-- Begin Provided data --
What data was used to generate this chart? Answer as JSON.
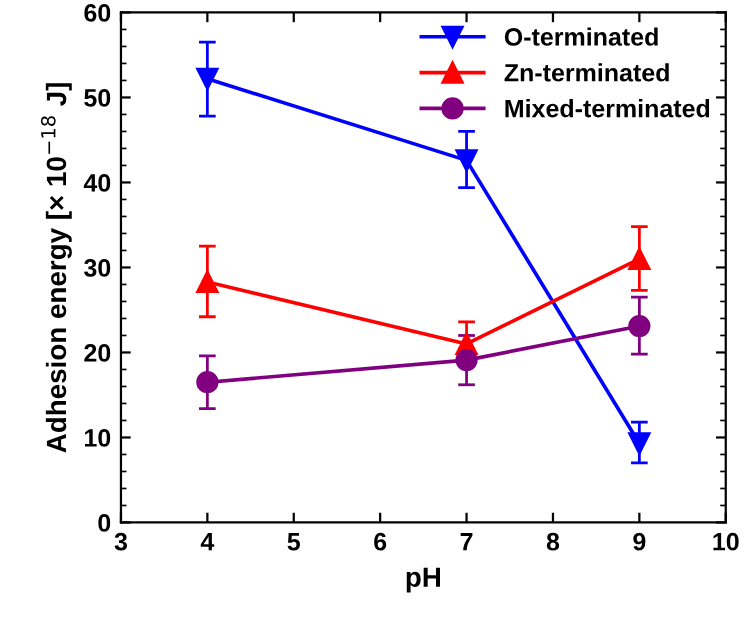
{
  "chart_data": {
    "type": "line",
    "xlabel": "pH",
    "ylabel": "Adhesion energy [× 10$^{−18}$ J]",
    "x": [
      4,
      7,
      9
    ],
    "series": [
      {
        "name": "O-terminated",
        "color": "#0000ff",
        "marker": "triangle_down",
        "values": [
          52.2,
          42.6,
          9.3
        ],
        "errors": [
          [
            47.8,
            56.5
          ],
          [
            39.4,
            46.0
          ],
          [
            7.0,
            11.8
          ]
        ]
      },
      {
        "name": "Zn-terminated",
        "color": "#ff0000",
        "marker": "triangle",
        "values": [
          28.3,
          21.0,
          31.0
        ],
        "errors": [
          [
            24.2,
            32.5
          ],
          [
            18.6,
            23.6
          ],
          [
            27.3,
            34.8
          ]
        ]
      },
      {
        "name": "Mixed-terminated",
        "color": "#800080",
        "marker": "circle",
        "values": [
          16.5,
          19.1,
          23.1
        ],
        "errors": [
          [
            13.4,
            19.6
          ],
          [
            16.2,
            22.0
          ],
          [
            19.8,
            26.5
          ]
        ]
      }
    ],
    "xlim": [
      3,
      10
    ],
    "xticks": [
      3,
      4,
      5,
      6,
      7,
      8,
      9,
      10
    ],
    "ylim": [
      0,
      60
    ],
    "yticks": [
      0,
      10,
      20,
      30,
      40,
      50,
      60
    ],
    "grid": false,
    "legend": "top right",
    "line_style": "solid"
  }
}
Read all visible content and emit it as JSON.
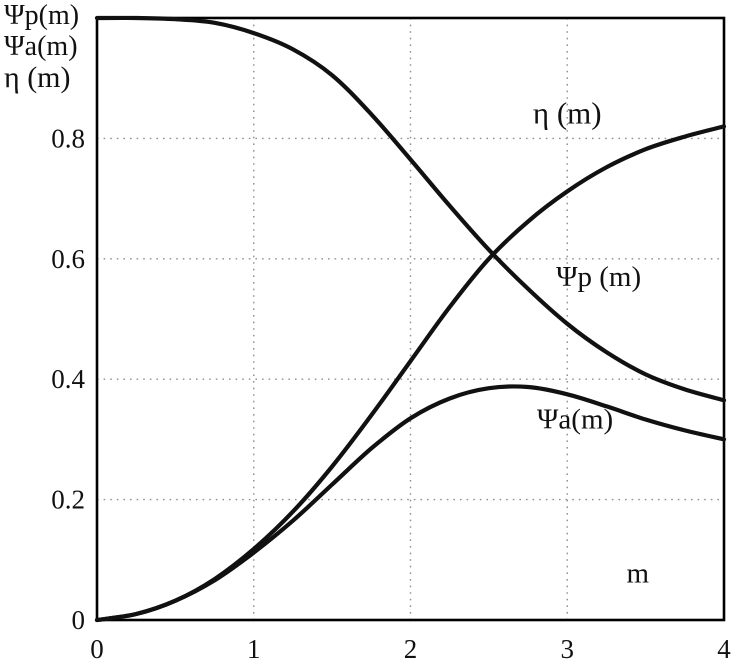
{
  "figure": {
    "background": "#ffffff",
    "frame_color": "#000000",
    "grid_color": "#8f8f8f"
  },
  "chart_data": {
    "type": "line",
    "title": "",
    "xlabel": "m",
    "ylabel": "",
    "x_range": [
      0,
      4
    ],
    "y_range": [
      0,
      1
    ],
    "grid": "dotted",
    "legend_position": "top-left-outside",
    "legend_lines": [
      "Ψp(m)",
      "Ψa(m)",
      "η (m)"
    ],
    "x_ticks": [
      0,
      1,
      2,
      3,
      4
    ],
    "x_tick_labels": [
      "0",
      "1",
      "2",
      "3",
      "4"
    ],
    "y_ticks": [
      0,
      0.2,
      0.4,
      0.6,
      0.8
    ],
    "y_tick_labels": [
      "0",
      "0.2",
      "0.4",
      "0.6",
      "0.8"
    ],
    "xlabel_pos": [
      3.45,
      0.062
    ],
    "line_color": "#111111",
    "line_width": 4.2,
    "x": [
      0,
      0.25,
      0.5,
      0.75,
      1,
      1.25,
      1.5,
      1.75,
      2,
      2.25,
      2.5,
      2.75,
      3,
      3.25,
      3.5,
      3.75,
      4
    ],
    "series": [
      {
        "name": "psi_p",
        "label": "Ψp (m)",
        "label_pos": [
          3.2,
          0.555
        ],
        "values": [
          1.0,
          1.0,
          0.998,
          0.992,
          0.975,
          0.948,
          0.905,
          0.84,
          0.765,
          0.688,
          0.615,
          0.55,
          0.492,
          0.445,
          0.408,
          0.383,
          0.365
        ]
      },
      {
        "name": "eta",
        "label": "η (m)",
        "label_pos": [
          3.0,
          0.825
        ],
        "values": [
          0,
          0.01,
          0.032,
          0.068,
          0.118,
          0.18,
          0.255,
          0.34,
          0.43,
          0.52,
          0.6,
          0.662,
          0.712,
          0.752,
          0.782,
          0.803,
          0.82
        ]
      },
      {
        "name": "psi_a",
        "label": "Ψa(m)",
        "label_pos": [
          3.05,
          0.318
        ],
        "values": [
          0,
          0.01,
          0.032,
          0.066,
          0.112,
          0.165,
          0.225,
          0.285,
          0.335,
          0.368,
          0.385,
          0.387,
          0.375,
          0.355,
          0.333,
          0.315,
          0.3
        ]
      }
    ]
  }
}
-- End Provided data --
● Required work
Give solely the number of lines in the data that contain the string "terminated".

● Final result
3